--- TASK TO CARRY OUT ---
Starting at the beginning of the data and going on through the line containing "Contemporary theories xyxy=(210,945,342,960)", put those lines into a Markdown table with the columns No. and Entry, numbering each line and leaving out any blank ones.

--- SOURCE DATA ---
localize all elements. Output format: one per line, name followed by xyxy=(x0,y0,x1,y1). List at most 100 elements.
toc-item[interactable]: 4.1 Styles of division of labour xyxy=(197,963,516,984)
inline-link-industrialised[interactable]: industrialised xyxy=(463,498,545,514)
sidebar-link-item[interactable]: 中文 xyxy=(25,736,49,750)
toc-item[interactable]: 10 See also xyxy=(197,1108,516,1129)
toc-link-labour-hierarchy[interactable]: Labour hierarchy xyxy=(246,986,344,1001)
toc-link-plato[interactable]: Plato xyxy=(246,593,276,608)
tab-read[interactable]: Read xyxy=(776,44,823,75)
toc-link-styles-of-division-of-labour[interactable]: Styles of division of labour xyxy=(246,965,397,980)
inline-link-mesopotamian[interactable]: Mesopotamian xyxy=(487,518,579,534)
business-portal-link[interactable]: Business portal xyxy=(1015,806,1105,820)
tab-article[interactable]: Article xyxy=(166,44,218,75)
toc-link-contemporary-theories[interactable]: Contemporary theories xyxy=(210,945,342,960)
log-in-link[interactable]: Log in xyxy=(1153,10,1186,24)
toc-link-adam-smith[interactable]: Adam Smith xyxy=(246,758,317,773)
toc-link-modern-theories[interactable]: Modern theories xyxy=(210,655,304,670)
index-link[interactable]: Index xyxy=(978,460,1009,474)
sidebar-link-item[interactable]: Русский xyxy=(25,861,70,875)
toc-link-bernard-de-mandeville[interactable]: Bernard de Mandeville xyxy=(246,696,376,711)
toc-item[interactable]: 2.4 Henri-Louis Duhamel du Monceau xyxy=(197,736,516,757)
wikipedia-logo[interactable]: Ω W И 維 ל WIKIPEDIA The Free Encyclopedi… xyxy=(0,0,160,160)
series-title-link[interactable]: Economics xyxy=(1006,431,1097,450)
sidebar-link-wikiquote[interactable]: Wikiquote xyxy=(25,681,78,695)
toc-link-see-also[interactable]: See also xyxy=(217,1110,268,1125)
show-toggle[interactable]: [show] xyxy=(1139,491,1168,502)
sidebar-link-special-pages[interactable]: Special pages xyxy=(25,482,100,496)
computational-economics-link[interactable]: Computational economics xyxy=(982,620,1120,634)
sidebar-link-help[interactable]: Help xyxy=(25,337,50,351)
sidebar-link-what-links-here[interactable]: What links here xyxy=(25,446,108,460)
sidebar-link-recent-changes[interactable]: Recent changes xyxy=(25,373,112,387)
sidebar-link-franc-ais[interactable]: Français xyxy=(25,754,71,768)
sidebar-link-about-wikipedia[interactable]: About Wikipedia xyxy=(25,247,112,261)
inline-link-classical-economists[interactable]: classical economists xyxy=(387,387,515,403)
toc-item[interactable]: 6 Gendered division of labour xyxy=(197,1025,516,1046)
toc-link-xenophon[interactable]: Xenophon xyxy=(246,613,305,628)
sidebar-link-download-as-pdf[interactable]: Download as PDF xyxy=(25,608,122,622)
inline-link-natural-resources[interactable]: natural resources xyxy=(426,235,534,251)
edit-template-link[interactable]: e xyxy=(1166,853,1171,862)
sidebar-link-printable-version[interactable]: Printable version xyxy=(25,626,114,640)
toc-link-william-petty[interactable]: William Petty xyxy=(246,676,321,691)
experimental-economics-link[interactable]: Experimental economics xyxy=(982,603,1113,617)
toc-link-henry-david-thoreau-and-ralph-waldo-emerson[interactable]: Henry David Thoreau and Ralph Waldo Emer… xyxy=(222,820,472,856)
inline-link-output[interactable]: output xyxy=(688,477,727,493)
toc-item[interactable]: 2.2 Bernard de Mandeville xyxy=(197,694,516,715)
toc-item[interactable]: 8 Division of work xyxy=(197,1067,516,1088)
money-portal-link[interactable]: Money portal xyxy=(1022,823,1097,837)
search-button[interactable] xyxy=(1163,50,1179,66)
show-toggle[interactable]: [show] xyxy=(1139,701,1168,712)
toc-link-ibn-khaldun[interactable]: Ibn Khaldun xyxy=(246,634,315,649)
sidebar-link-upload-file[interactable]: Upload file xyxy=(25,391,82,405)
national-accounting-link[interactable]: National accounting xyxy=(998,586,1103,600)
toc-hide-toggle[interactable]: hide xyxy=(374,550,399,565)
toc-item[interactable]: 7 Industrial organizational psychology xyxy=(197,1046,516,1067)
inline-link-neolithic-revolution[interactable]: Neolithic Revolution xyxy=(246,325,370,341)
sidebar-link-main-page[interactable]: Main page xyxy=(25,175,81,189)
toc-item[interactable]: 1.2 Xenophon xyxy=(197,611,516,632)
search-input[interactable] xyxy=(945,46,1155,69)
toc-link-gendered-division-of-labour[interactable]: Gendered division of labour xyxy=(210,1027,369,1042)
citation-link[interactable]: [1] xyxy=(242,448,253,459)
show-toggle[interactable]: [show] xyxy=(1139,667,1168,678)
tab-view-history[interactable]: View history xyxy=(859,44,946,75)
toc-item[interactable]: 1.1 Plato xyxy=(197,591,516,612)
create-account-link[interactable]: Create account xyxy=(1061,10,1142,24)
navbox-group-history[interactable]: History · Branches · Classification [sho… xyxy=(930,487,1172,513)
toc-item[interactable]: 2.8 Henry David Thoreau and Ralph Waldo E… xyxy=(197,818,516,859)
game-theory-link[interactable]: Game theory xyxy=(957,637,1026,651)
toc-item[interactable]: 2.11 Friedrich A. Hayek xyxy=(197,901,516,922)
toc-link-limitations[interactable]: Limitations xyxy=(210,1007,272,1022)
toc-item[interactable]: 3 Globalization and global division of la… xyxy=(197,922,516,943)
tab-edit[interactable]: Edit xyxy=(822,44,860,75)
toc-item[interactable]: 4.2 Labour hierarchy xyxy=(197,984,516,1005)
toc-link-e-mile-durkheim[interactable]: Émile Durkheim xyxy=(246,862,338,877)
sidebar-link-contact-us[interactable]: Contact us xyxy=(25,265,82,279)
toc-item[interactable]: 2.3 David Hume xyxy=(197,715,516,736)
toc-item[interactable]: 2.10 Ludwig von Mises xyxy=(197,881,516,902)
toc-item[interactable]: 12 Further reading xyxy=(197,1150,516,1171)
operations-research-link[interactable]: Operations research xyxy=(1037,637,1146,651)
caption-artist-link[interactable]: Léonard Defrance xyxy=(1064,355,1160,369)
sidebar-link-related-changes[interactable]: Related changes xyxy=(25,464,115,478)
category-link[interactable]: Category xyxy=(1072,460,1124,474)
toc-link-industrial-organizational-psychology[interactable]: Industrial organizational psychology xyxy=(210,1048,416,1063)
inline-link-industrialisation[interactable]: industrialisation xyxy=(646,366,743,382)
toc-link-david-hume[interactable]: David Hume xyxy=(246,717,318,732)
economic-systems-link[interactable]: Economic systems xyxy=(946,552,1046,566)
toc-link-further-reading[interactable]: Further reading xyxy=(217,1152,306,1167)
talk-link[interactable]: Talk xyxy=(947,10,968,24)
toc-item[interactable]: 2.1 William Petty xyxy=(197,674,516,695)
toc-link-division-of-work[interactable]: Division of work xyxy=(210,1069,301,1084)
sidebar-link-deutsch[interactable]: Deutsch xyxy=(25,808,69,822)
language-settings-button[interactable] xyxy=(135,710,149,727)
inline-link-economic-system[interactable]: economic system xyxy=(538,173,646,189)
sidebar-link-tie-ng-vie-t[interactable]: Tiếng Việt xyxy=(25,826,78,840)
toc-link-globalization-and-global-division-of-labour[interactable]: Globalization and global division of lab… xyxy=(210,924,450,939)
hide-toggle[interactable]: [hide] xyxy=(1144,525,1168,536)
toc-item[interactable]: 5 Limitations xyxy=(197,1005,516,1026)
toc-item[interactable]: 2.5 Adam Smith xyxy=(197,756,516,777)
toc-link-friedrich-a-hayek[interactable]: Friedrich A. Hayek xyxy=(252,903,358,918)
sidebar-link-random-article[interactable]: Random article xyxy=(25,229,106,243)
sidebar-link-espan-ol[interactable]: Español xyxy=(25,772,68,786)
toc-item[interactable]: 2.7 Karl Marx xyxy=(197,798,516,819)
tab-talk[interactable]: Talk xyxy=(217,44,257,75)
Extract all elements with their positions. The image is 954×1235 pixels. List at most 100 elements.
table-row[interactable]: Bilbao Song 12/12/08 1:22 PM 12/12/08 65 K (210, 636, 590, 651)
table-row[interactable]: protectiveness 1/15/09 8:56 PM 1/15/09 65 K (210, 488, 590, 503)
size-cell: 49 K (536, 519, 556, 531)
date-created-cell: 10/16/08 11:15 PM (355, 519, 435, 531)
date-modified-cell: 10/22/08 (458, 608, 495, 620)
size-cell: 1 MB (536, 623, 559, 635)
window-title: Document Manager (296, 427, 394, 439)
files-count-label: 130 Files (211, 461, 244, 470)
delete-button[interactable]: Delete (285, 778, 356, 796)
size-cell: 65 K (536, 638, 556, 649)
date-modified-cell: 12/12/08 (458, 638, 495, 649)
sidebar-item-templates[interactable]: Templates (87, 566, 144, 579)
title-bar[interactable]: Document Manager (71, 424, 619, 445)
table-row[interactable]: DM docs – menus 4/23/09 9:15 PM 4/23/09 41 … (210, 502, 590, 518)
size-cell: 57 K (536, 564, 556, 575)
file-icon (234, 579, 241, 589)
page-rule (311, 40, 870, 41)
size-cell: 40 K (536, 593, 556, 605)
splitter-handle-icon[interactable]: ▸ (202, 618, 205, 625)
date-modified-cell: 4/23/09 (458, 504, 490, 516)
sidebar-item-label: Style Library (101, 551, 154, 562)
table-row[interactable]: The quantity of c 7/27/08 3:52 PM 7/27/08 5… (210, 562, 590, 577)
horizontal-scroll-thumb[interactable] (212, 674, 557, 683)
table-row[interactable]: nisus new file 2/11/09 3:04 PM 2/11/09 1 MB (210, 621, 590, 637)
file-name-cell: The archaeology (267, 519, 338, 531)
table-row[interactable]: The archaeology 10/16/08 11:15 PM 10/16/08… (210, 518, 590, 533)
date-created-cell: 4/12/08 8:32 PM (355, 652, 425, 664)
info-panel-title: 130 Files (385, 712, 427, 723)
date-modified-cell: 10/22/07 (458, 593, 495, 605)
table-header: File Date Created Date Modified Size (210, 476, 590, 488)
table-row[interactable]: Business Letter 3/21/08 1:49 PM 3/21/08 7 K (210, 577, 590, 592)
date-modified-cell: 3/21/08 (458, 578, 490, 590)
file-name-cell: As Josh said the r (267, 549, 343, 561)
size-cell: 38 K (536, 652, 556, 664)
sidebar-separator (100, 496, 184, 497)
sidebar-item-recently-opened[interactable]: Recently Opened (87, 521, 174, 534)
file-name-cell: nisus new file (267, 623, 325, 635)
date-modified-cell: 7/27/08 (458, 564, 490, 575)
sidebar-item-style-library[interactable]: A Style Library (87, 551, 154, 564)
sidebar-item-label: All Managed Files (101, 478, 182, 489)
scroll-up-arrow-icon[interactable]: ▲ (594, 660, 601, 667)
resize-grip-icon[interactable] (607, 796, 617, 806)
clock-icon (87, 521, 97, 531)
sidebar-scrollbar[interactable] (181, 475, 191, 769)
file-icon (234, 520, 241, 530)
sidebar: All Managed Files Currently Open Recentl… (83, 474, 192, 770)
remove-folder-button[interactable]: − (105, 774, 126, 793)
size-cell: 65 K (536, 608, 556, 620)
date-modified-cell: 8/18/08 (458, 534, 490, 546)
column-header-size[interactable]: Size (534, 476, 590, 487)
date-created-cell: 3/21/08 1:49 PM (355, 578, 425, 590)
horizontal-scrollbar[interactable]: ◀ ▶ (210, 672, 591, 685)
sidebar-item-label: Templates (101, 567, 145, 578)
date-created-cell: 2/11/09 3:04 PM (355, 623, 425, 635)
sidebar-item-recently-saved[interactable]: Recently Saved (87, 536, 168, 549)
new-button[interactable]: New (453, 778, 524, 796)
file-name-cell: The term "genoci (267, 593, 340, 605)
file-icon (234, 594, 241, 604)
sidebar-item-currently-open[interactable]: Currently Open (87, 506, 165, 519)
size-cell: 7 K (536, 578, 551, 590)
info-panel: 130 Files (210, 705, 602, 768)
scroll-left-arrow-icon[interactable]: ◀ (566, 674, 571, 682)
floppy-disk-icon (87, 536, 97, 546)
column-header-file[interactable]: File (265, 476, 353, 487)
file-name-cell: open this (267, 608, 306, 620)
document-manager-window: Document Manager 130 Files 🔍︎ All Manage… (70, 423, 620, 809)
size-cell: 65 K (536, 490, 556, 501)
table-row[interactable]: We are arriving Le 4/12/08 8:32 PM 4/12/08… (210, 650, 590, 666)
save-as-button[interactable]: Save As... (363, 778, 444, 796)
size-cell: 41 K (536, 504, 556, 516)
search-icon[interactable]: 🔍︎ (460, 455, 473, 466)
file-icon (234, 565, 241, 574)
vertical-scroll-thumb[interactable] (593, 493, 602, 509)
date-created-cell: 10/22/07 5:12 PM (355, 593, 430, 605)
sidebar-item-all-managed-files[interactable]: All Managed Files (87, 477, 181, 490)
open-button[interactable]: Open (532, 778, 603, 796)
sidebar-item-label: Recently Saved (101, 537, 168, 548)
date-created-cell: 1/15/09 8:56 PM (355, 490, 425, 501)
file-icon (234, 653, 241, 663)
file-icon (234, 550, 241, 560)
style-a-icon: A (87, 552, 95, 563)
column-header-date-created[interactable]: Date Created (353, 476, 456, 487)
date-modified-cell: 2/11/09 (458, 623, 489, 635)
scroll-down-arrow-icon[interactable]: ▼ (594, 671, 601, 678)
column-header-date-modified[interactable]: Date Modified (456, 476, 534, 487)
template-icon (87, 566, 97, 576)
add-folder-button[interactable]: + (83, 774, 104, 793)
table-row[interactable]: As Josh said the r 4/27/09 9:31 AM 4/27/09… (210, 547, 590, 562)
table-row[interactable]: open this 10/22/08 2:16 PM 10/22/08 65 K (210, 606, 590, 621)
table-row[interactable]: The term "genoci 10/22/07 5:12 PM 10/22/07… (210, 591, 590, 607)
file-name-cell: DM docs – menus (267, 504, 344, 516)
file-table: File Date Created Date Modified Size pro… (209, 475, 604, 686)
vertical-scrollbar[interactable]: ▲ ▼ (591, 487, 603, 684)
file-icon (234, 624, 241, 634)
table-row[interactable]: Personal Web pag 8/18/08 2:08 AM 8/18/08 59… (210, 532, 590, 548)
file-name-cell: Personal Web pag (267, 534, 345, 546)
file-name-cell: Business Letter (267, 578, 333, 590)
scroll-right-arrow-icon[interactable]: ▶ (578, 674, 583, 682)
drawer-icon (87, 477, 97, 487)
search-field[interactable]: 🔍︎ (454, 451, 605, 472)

--- ANSWER TO THE TASK ---
| No. | Entry |
|---|---|
| 1 | localize all elements. Output format: one per line, name followed by xyxy=(x0,y0,x1,y1). List at most 100 elements. |
| 2 | toc-item[interactable]: 4.1 Styles of division of labour xyxy=(197,963,516,984) |
| 3 | inline-link-industrialised[interactable]: industrialised xyxy=(463,498,545,514) |
| 4 | sidebar-link-item[interactable]: 中文 xyxy=(25,736,49,750) |
| 5 | toc-item[interactable]: 10 See also xyxy=(197,1108,516,1129) |
| 6 | toc-link-labour-hierarchy[interactable]: Labour hierarchy xyxy=(246,986,344,1001) |
| 7 | toc-link-plato[interactable]: Plato xyxy=(246,593,276,608) |
| 8 | tab-read[interactable]: Read xyxy=(776,44,823,75) |
| 9 | toc-link-styles-of-division-of-labour[interactable]: Styles of division of labour xyxy=(246,965,397,980) |
| 10 | inline-link-mesopotamian[interactable]: Mesopotamian xyxy=(487,518,579,534) |
| 11 | business-portal-link[interactable]: Business portal xyxy=(1015,806,1105,820) |
| 12 | tab-article[interactable]: Article xyxy=(166,44,218,75) |
| 13 | toc-link-contemporary-theories[interactable]: Contemporary theories xyxy=(210,945,342,960) |